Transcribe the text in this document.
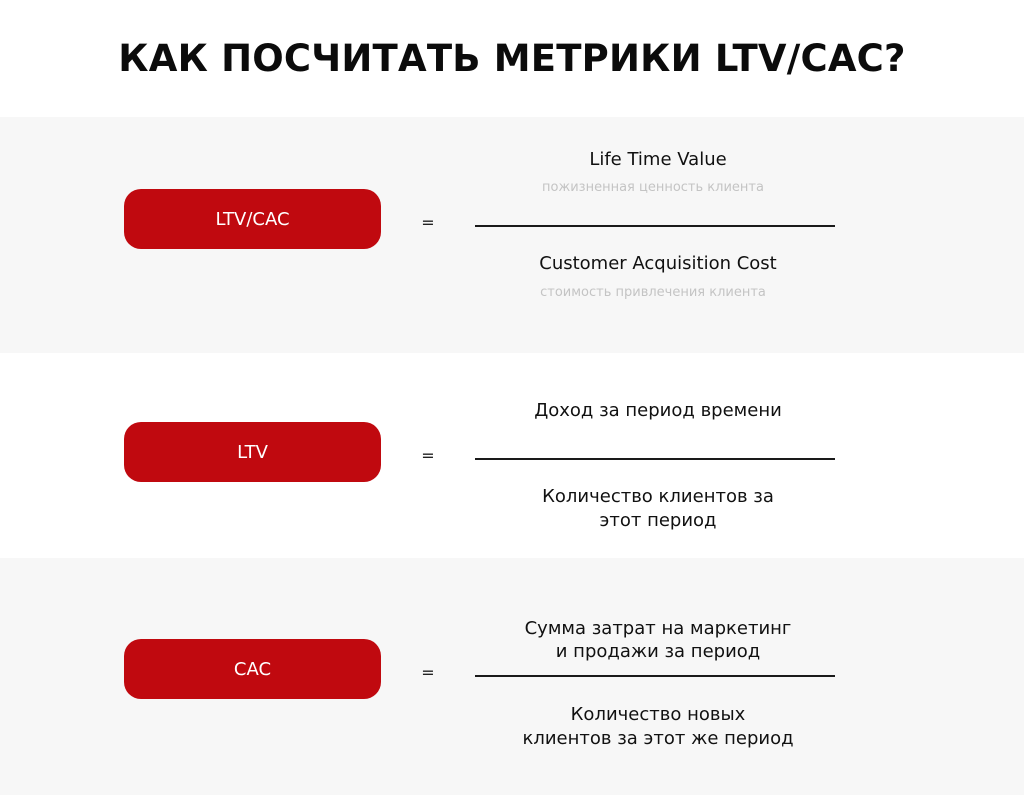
КАК ПОСЧИТАТЬ МЕТРИКИ LTV/CAC?
LTV/CAC	=
Life Time Value
пожизненная ценность клиента
Customer Acquisition Cost
стоимость привлечения клиента
LTV	=
Доход за период времени
Количество клиентов за
этот период
CAC	=
Сумма затрат на маркетинг
и продажи за период
Количество новых
клиентов за этот же период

----------

*TASK REQUIREMENTS*
Using the listing, say how many lines include the word "период", and add nothing else.

*EXERCISE ANSWER*
4